Instructions for the task
The data below needs to be returned exactly, line for line.

— Begin —

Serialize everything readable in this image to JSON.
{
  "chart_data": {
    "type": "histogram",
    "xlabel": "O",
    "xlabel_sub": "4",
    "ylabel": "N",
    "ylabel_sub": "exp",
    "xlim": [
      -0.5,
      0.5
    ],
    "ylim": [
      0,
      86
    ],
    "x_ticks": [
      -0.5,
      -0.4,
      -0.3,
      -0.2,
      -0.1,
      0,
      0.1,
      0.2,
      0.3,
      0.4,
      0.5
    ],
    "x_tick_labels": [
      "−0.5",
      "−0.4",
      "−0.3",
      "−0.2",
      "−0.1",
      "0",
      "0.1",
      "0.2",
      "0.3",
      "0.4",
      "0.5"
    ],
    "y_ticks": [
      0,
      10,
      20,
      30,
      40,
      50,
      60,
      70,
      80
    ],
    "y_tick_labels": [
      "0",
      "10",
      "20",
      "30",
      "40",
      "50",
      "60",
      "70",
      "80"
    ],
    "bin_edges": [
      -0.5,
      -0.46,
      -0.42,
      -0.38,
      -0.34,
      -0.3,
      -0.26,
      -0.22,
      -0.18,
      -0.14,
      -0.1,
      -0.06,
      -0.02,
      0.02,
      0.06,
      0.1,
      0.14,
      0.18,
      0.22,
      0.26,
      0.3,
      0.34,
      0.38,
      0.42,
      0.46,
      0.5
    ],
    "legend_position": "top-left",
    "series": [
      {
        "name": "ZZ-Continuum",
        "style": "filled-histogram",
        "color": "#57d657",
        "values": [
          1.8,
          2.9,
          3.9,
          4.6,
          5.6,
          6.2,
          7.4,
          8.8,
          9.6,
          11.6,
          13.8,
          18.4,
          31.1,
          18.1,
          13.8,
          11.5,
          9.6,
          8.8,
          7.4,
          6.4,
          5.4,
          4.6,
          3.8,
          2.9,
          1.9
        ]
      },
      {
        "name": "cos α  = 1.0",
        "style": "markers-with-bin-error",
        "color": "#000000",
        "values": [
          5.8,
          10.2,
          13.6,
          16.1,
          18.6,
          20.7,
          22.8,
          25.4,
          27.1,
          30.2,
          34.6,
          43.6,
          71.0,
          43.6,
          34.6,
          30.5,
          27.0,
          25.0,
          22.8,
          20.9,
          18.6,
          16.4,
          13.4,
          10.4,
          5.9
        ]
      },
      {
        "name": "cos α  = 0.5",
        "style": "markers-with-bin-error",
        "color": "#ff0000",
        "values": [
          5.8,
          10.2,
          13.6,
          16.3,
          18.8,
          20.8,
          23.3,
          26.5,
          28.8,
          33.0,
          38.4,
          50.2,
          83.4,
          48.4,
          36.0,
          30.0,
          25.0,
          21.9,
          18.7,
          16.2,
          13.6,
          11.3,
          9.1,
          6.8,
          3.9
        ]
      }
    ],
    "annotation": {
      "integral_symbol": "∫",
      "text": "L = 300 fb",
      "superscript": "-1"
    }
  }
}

— End —

Result of the exercise
Serialize everything readable in this image to JSON.
{
  "chart_data": {
    "type": "histogram",
    "xlabel": "O",
    "xlabel_sub": "4",
    "ylabel": "N",
    "ylabel_sub": "exp",
    "xlim": [
      -0.5,
      0.5
    ],
    "ylim": [
      0,
      86
    ],
    "x_ticks": [
      -0.5,
      -0.4,
      -0.3,
      -0.2,
      -0.1,
      0,
      0.1,
      0.2,
      0.3,
      0.4,
      0.5
    ],
    "x_tick_labels": [
      "−0.5",
      "−0.4",
      "−0.3",
      "−0.2",
      "−0.1",
      "0",
      "0.1",
      "0.2",
      "0.3",
      "0.4",
      "0.5"
    ],
    "y_ticks": [
      0,
      10,
      20,
      30,
      40,
      50,
      60,
      70,
      80
    ],
    "y_tick_labels": [
      "0",
      "10",
      "20",
      "30",
      "40",
      "50",
      "60",
      "70",
      "80"
    ],
    "bin_edges": [
      -0.5,
      -0.46,
      -0.42,
      -0.38,
      -0.34,
      -0.3,
      -0.26,
      -0.22,
      -0.18,
      -0.14,
      -0.1,
      -0.06,
      -0.02,
      0.02,
      0.06,
      0.1,
      0.14,
      0.18,
      0.22,
      0.26,
      0.3,
      0.34,
      0.38,
      0.42,
      0.46,
      0.5
    ],
    "legend_position": "top-left",
    "series": [
      {
        "name": "ZZ-Continuum",
        "style": "filled-histogram",
        "color": "#57d657",
        "values": [
          1.8,
          2.9,
          3.9,
          4.6,
          5.6,
          6.2,
          7.4,
          8.8,
          9.6,
          11.6,
          13.8,
          18.4,
          31.1,
          18.1,
          13.8,
          11.5,
          9.6,
          8.8,
          7.4,
          6.4,
          5.4,
          4.6,
          3.8,
          2.9,
          1.9
        ]
      },
      {
        "name": "cos α  = 1.0",
        "style": "markers-with-bin-error",
        "color": "#000000",
        "values": [
          5.8,
          10.2,
          13.6,
          16.1,
          18.6,
          20.7,
          22.8,
          25.4,
          27.1,
          30.2,
          34.6,
          43.6,
          71.0,
          43.6,
          34.6,
          30.5,
          27.0,
          25.0,
          22.8,
          20.9,
          18.6,
          16.4,
          13.4,
          10.4,
          5.9
        ]
      },
      {
        "name": "cos α  = 0.5",
        "style": "markers-with-bin-error",
        "color": "#ff0000",
        "values": [
          5.8,
          10.2,
          13.6,
          16.3,
          18.8,
          20.8,
          23.3,
          26.5,
          28.8,
          33.0,
          38.4,
          50.2,
          83.4,
          48.4,
          36.0,
          30.0,
          25.0,
          21.9,
          18.7,
          16.2,
          13.6,
          11.3,
          9.1,
          6.8,
          3.9
        ]
      }
    ],
    "annotation": {
      "integral_symbol": "∫",
      "text": "L = 300 fb",
      "superscript": "-1"
    }
  }
}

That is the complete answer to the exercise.